* [What needs to be done]: Find the word "每份共计" in the data. Return every line where it appears.

___ Input rows

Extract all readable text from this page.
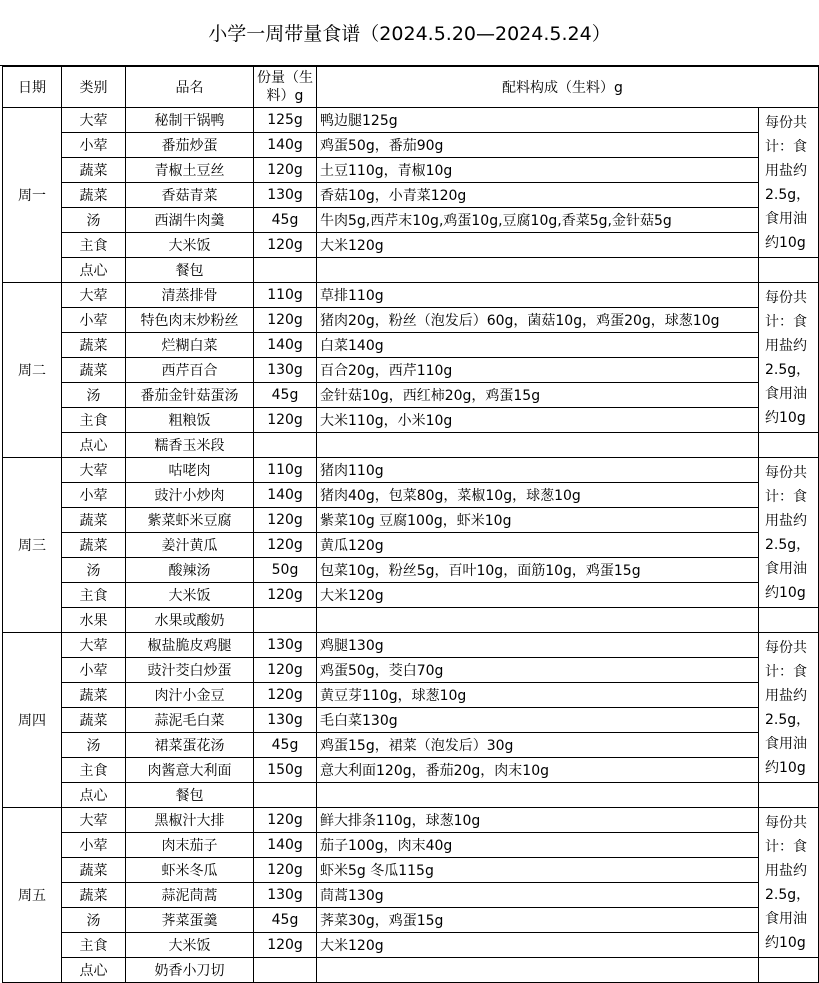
小学一周带量食谱（2024.5.20—2024.5.24）
日期	类别	品名	份量（生
料）g	配料构成（生料）g	
周一	大荤	秘制干锅鸭	125g	鸭边腿125g	每份共计：食用盐约2.5g，食用油约10g
	小荤	番茄炒蛋	140g	鸡蛋50g，番茄90g	
	蔬菜	青椒土豆丝	120g	土豆110g，青椒10g	
	蔬菜	香菇青菜	130g	香菇10g，小青菜120g	
	汤	西湖牛肉羹	45g	牛肉5g,西芹末10g,鸡蛋10g,豆腐10g,香菜5g,金针菇5g	
	主食	大米饭	120g	大米120g	
	点心	餐包			
周二	大荤	清蒸排骨	110g	草排110g	每份共计：食用盐约2.5g，食用油约10g
	小荤	特色肉末炒粉丝	120g	猪肉20g，粉丝（泡发后）60g，菌菇10g，鸡蛋20g，球葱10g	
	蔬菜	烂糊白菜	140g	白菜140g	
	蔬菜	西芹百合	130g	百合20g，西芹110g	
	汤	番茄金针菇蛋汤	45g	金针菇10g，西红柿20g，鸡蛋15g	
	主食	粗粮饭	120g	大米110g，小米10g	
	点心	糯香玉米段			
周三	大荤	咕咾肉	110g	猪肉110g	每份共计：食用盐约2.5g，食用油约10g
	小荤	豉汁小炒肉	140g	猪肉40g，包菜80g，菜椒10g，球葱10g	
	蔬菜	紫菜虾米豆腐	120g	紫菜10g 豆腐100g，虾米10g	
	蔬菜	姜汁黄瓜	120g	黄瓜120g	
	汤	酸辣汤	50g	包菜10g，粉丝5g，百叶10g，面筋10g，鸡蛋15g	
	主食	大米饭	120g	大米120g	
	水果	水果或酸奶			
周四	大荤	椒盐脆皮鸡腿	130g	鸡腿130g	每份共计：食用盐约2.5g，食用油约10g
	小荤	豉汁茭白炒蛋	120g	鸡蛋50g，茭白70g	
	蔬菜	肉汁小金豆	120g	黄豆芽110g，球葱10g	
	蔬菜	蒜泥毛白菜	130g	毛白菜130g	
	汤	裙菜蛋花汤	45g	鸡蛋15g，裙菜（泡发后）30g	
	主食	肉酱意大利面	150g	意大利面120g，番茄20g，肉末10g	
	点心	餐包			
周五	大荤	黑椒汁大排	120g	鲜大排条110g，球葱10g	每份共计：食用盐约2.5g，食用油约10g
	小荤	肉末茄子	140g	茄子100g，肉末40g	
	蔬菜	虾米冬瓜	120g	虾米5g 冬瓜115g	
	蔬菜	蒜泥茼蒿	130g	茼蒿130g	
	汤	荠菜蛋羹	45g	荠菜30g，鸡蛋15g	
	主食	大米饭	120g	大米120g	
	点心	奶香小刀切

______

* [Final answer]:
周一	大荤	秘制干锅鸭	125g	鸭边腿125g	每份共计：食用盐约2.5g，食用油约10g
周二	大荤	清蒸排骨	110g	草排110g	每份共计：食用盐约2.5g，食用油约10g
周三	大荤	咕咾肉	110g	猪肉110g	每份共计：食用盐约2.5g，食用油约10g
周四	大荤	椒盐脆皮鸡腿	130g	鸡腿130g	每份共计：食用盐约2.5g，食用油约10g
周五	大荤	黑椒汁大排	120g	鲜大排条110g，球葱10g	每份共计：食用盐约2.5g，食用油约10g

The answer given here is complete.